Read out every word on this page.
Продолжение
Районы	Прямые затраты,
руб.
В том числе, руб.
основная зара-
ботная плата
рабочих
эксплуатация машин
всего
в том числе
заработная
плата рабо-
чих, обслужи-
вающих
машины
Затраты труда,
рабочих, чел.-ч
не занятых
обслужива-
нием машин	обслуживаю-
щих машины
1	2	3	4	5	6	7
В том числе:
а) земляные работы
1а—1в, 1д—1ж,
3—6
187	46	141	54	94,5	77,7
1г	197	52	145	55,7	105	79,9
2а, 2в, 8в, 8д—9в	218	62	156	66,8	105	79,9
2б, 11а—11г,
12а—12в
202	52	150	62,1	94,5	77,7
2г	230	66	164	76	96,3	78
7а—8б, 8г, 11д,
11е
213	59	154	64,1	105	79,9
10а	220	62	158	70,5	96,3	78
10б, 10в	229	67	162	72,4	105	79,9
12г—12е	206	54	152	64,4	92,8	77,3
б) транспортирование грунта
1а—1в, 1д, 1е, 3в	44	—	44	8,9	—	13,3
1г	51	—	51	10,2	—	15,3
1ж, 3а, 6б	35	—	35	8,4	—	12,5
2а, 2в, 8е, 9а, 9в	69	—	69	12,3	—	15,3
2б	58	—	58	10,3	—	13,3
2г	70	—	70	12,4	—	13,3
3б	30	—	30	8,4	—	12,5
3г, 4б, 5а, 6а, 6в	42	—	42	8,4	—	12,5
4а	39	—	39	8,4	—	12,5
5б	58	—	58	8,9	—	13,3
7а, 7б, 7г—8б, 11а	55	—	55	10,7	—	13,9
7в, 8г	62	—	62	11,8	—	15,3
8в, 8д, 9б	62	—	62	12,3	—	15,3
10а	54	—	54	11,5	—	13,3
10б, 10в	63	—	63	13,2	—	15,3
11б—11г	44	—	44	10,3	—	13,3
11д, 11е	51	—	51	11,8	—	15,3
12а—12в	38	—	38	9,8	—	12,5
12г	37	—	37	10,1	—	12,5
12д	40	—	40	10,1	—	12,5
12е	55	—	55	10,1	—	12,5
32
- - -
- Your goal
Transcribe the whole listing exactly.

- Written solution
Read out every word on this page.
Продолжение
Районы	Прямые затраты,
руб.
В том числе, руб.
основная зара-
ботная плата
рабочих
эксплуатация машин
всего
в том числе
заработная
плата рабо-
чих, обслужи-
вающих
машины
Затраты труда,
рабочих, чел.-ч
не занятых
обслужива-
нием машин	обслуживаю-
щих машины
1	2	3	4	5	6	7
В том числе:
а) земляные работы
1а—1в, 1д—1ж,
3—6
187	46	141	54	94,5	77,7
1г	197	52	145	55,7	105	79,9
2а, 2в, 8в, 8д—9в	218	62	156	66,8	105	79,9
2б, 11а—11г,
12а—12в
202	52	150	62,1	94,5	77,7
2г	230	66	164	76	96,3	78
7а—8б, 8г, 11д,
11е
213	59	154	64,1	105	79,9
10а	220	62	158	70,5	96,3	78
10б, 10в	229	67	162	72,4	105	79,9
12г—12е	206	54	152	64,4	92,8	77,3
б) транспортирование грунта
1а—1в, 1д, 1е, 3в	44	—	44	8,9	—	13,3
1г	51	—	51	10,2	—	15,3
1ж, 3а, 6б	35	—	35	8,4	—	12,5
2а, 2в, 8е, 9а, 9в	69	—	69	12,3	—	15,3
2б	58	—	58	10,3	—	13,3
2г	70	—	70	12,4	—	13,3
3б	30	—	30	8,4	—	12,5
3г, 4б, 5а, 6а, 6в	42	—	42	8,4	—	12,5
4а	39	—	39	8,4	—	12,5
5б	58	—	58	8,9	—	13,3
7а, 7б, 7г—8б, 11а	55	—	55	10,7	—	13,9
7в, 8г	62	—	62	11,8	—	15,3
8в, 8д, 9б	62	—	62	12,3	—	15,3
10а	54	—	54	11,5	—	13,3
10б, 10в	63	—	63	13,2	—	15,3
11б—11г	44	—	44	10,3	—	13,3
11д, 11е	51	—	51	11,8	—	15,3
12а—12в	38	—	38	9,8	—	12,5
12г	37	—	37	10,1	—	12,5
12д	40	—	40	10,1	—	12,5
12е	55	—	55	10,1	—	12,5
32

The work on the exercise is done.